> [What is asked]
Repeat the entire listing exactly as written.

> [Material for this exercise]
== == ==

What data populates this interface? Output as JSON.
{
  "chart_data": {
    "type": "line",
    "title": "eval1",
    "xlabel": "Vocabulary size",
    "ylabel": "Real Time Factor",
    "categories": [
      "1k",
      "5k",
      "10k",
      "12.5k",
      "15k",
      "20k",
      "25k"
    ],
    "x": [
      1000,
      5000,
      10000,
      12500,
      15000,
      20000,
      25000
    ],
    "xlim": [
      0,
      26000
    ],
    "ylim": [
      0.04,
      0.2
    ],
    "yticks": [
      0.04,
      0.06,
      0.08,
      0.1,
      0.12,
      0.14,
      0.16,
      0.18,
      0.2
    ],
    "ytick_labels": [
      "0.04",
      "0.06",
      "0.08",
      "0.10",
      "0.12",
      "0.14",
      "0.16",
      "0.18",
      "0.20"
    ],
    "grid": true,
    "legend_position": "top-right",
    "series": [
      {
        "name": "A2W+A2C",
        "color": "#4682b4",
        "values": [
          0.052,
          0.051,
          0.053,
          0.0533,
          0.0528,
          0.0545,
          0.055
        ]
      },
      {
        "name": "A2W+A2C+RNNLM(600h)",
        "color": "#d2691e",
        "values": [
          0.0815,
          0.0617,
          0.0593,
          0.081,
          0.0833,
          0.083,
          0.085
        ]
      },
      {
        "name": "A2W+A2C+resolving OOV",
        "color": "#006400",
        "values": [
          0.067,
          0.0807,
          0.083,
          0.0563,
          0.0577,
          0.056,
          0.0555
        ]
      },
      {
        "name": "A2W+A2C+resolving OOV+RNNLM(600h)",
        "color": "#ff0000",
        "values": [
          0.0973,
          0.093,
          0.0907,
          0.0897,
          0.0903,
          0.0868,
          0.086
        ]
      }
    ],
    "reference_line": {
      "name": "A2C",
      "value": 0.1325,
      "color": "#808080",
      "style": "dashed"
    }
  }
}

== == ==

> [Answer to this exercise]
What data populates this interface? Output as JSON.
{
  "chart_data": {
    "type": "line",
    "title": "eval1",
    "xlabel": "Vocabulary size",
    "ylabel": "Real Time Factor",
    "categories": [
      "1k",
      "5k",
      "10k",
      "12.5k",
      "15k",
      "20k",
      "25k"
    ],
    "x": [
      1000,
      5000,
      10000,
      12500,
      15000,
      20000,
      25000
    ],
    "xlim": [
      0,
      26000
    ],
    "ylim": [
      0.04,
      0.2
    ],
    "yticks": [
      0.04,
      0.06,
      0.08,
      0.1,
      0.12,
      0.14,
      0.16,
      0.18,
      0.2
    ],
    "ytick_labels": [
      "0.04",
      "0.06",
      "0.08",
      "0.10",
      "0.12",
      "0.14",
      "0.16",
      "0.18",
      "0.20"
    ],
    "grid": true,
    "legend_position": "top-right",
    "series": [
      {
        "name": "A2W+A2C",
        "color": "#4682b4",
        "values": [
          0.052,
          0.051,
          0.053,
          0.0533,
          0.0528,
          0.0545,
          0.055
        ]
      },
      {
        "name": "A2W+A2C+RNNLM(600h)",
        "color": "#d2691e",
        "values": [
          0.0815,
          0.0617,
          0.0593,
          0.081,
          0.0833,
          0.083,
          0.085
        ]
      },
      {
        "name": "A2W+A2C+resolving OOV",
        "color": "#006400",
        "values": [
          0.067,
          0.0807,
          0.083,
          0.0563,
          0.0577,
          0.056,
          0.0555
        ]
      },
      {
        "name": "A2W+A2C+resolving OOV+RNNLM(600h)",
        "color": "#ff0000",
        "values": [
          0.0973,
          0.093,
          0.0907,
          0.0897,
          0.0903,
          0.0868,
          0.086
        ]
      }
    ],
    "reference_line": {
      "name": "A2C",
      "value": 0.1325,
      "color": "#808080",
      "style": "dashed"
    }
  }
}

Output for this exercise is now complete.